--- START ---

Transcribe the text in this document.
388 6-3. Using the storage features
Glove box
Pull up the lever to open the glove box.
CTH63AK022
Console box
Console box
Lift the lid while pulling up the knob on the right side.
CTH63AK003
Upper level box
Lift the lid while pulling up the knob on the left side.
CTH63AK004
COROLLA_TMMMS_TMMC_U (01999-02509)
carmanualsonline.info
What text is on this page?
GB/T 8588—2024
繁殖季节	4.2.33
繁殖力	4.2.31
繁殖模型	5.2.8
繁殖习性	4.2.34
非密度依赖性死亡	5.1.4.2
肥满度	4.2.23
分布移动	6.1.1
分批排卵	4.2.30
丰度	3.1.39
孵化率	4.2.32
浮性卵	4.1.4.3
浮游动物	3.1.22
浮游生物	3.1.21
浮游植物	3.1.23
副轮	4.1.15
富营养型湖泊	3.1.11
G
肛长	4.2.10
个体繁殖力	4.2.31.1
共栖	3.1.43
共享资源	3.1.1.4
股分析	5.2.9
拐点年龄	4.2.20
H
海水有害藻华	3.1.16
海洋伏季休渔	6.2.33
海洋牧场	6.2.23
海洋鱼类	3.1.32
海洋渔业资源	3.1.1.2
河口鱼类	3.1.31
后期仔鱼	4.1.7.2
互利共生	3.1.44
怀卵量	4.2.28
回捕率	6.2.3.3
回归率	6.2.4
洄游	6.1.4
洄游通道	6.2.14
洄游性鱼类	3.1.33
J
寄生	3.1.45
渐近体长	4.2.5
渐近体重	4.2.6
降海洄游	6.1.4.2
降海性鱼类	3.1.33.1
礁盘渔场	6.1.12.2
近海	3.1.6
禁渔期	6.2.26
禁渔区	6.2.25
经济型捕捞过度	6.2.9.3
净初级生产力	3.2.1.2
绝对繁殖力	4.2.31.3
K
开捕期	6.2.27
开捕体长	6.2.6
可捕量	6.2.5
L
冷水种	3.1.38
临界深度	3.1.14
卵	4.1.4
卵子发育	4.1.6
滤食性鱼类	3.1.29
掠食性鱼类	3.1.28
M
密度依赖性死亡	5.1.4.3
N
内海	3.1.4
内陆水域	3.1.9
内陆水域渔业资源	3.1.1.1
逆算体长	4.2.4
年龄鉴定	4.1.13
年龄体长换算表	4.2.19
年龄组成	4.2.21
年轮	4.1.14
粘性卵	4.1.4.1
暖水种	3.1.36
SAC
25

--- END ---

What is required: Find "What text is on this page?" in the data above, then repeat that line and all lines after it exactly, ending with the final line.

Correct output:
What text is on this page?
GB/T 8588—2024
繁殖季节	4.2.33
繁殖力	4.2.31
繁殖模型	5.2.8
繁殖习性	4.2.34
非密度依赖性死亡	5.1.4.2
肥满度	4.2.23
分布移动	6.1.1
分批排卵	4.2.30
丰度	3.1.39
孵化率	4.2.32
浮性卵	4.1.4.3
浮游动物	3.1.22
浮游生物	3.1.21
浮游植物	3.1.23
副轮	4.1.15
富营养型湖泊	3.1.11
G
肛长	4.2.10
个体繁殖力	4.2.31.1
共栖	3.1.43
共享资源	3.1.1.4
股分析	5.2.9
拐点年龄	4.2.20
H
海水有害藻华	3.1.16
海洋伏季休渔	6.2.33
海洋牧场	6.2.23
海洋鱼类	3.1.32
海洋渔业资源	3.1.1.2
河口鱼类	3.1.31
后期仔鱼	4.1.7.2
互利共生	3.1.44
怀卵量	4.2.28
回捕率	6.2.3.3
回归率	6.2.4
洄游	6.1.4
洄游通道	6.2.14
洄游性鱼类	3.1.33
J
寄生	3.1.45
渐近体长	4.2.5
渐近体重	4.2.6
降海洄游	6.1.4.2
降海性鱼类	3.1.33.1
礁盘渔场	6.1.12.2
近海	3.1.6
禁渔期	6.2.26
禁渔区	6.2.25
经济型捕捞过度	6.2.9.3
净初级生产力	3.2.1.2
绝对繁殖力	4.2.31.3
K
开捕期	6.2.27
开捕体长	6.2.6
可捕量	6.2.5
L
冷水种	3.1.38
临界深度	3.1.14
卵	4.1.4
卵子发育	4.1.6
滤食性鱼类	3.1.29
掠食性鱼类	3.1.28
M
密度依赖性死亡	5.1.4.3
N
内海	3.1.4
内陆水域	3.1.9
内陆水域渔业资源	3.1.1.1
逆算体长	4.2.4
年龄鉴定	4.1.13
年龄体长换算表	4.2.19
年龄组成	4.2.21
年轮	4.1.14
粘性卵	4.1.4.1
暖水种	3.1.36
SAC
25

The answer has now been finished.